● What is needed: How many lines in the entries below contain the string "input", counting only exact matches in uppercase and lowercase? Reply with the number alone.

● Information given:
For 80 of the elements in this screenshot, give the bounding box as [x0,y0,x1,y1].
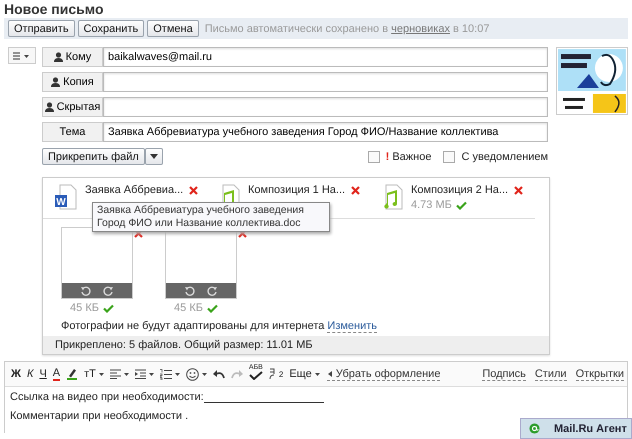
color-button[interactable]: А [50,364,64,384]
editor-link[interactable]: Стили [534,368,567,380]
align-left-icon [110,369,121,379]
toolbar-button[interactable]: Сохранить [78,20,144,37]
caret-icon [124,372,129,376]
drafts-link[interactable]: черновиках [391,22,450,34]
caret-icon [328,370,332,376]
field-label-button[interactable]: Скрытая [42,97,103,117]
italic-button[interactable]: К [24,364,36,384]
agent-bar[interactable]: Mail.Ru Агент [520,418,632,439]
change-link[interactable]: Изменить [327,320,378,333]
caret-icon [148,372,154,376]
marker-icon [66,368,78,380]
autosave-note: Письмо автоматически сохранено в черновиках в 10:07 [204,22,490,34]
undo-icon [212,370,225,378]
at-sign-icon [529,423,540,434]
attach-file-button[interactable]: Прикрепить файл [42,148,145,165]
field-label-button[interactable]: Тема [42,122,103,142]
field-label-button[interactable]: Кому [42,47,103,67]
caret-icon [98,372,104,376]
body-text: Комментарии при необходимости . [10,410,188,422]
filename-tooltip: Заявка Аббревиатура учебного заведения Город ФИО или Название коллектива.doc [92,202,330,232]
menu-icon [12,52,31,60]
file-name: Заявка Аббревиа... [85,184,184,196]
file-name: Композиция 1 На... [248,184,346,196]
numbered-list-icon [160,368,172,380]
caret-icon [174,372,180,376]
body-text: Ссылка на видео при необходимости: [10,391,204,403]
person-icon [54,52,63,62]
file-name: Композиция 2 На... [411,184,508,196]
editor-link[interactable]: Подпись [482,368,526,380]
agent-label: Mail.Ru Агент [554,422,627,434]
caret-icon [202,372,207,376]
editor-link[interactable]: Открытки [576,368,624,380]
bold-button[interactable]: Ж [8,364,24,384]
rotate-left-icon[interactable] [184,284,196,296]
underline-button[interactable]: Ч [36,364,50,384]
rotate-left-icon[interactable] [80,284,92,296]
redo-icon [230,370,243,378]
input-field[interactable]: baikalwaves@mail.ru [102,47,548,67]
delete-icon[interactable] [238,229,247,238]
checkbox-label: С уведомлением [461,150,548,162]
smiley-icon [186,368,199,380]
checkbox[interactable] [368,150,380,162]
delete-icon[interactable] [514,186,524,194]
input-field[interactable] [102,97,548,117]
checkbox-label: Важное [392,150,432,162]
rotate-right-icon[interactable] [102,284,114,296]
rotate-right-icon[interactable] [206,284,218,296]
person-icon [51,77,60,87]
delete-icon[interactable] [189,186,198,194]
input-field[interactable]: Заявка Аббревиатура учебного заведения Город ФИО/Название коллектива [102,122,548,142]
toolbar-button[interactable]: Отправить [8,20,75,37]
menu-button[interactable] [8,47,36,64]
checkbox[interactable] [443,150,456,162]
page-title: Новое письмо [3,0,104,18]
check-icon [102,304,114,312]
attachment-summary: Прикреплено: 5 файлов. Общий размер: 11.01 МБ [43,336,549,354]
check-icon [456,200,467,210]
attach-dropdown-button[interactable] [144,148,163,165]
photo-size: 45 КБ [70,302,99,314]
caret-icon [150,154,158,159]
more-button[interactable]: Еще [286,364,323,384]
translit-button[interactable]: 2 [266,364,286,384]
important-mark: ! [386,150,390,162]
toolbar-button[interactable]: Отмена [147,20,199,37]
field-label-button[interactable]: Копия [42,72,103,92]
person-icon [44,102,54,112]
input-field[interactable] [102,72,548,92]
checkmark-icon [248,371,263,380]
file-size: 4.73 МБ [411,199,452,211]
check-icon [206,304,218,312]
photo-note: Фотографии не будут адаптированы для интернета Изменить [60,319,378,335]
delete-icon[interactable] [351,186,360,194]
delete-icon[interactable] [134,229,143,238]
clear-format-link[interactable]: Убрать оформление [326,368,440,380]
indent-icon [134,369,146,379]
size-button[interactable]: тТ [81,364,107,384]
caret-icon [314,372,320,376]
photo-size: 45 КБ [174,302,203,314]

● Result of this task: 4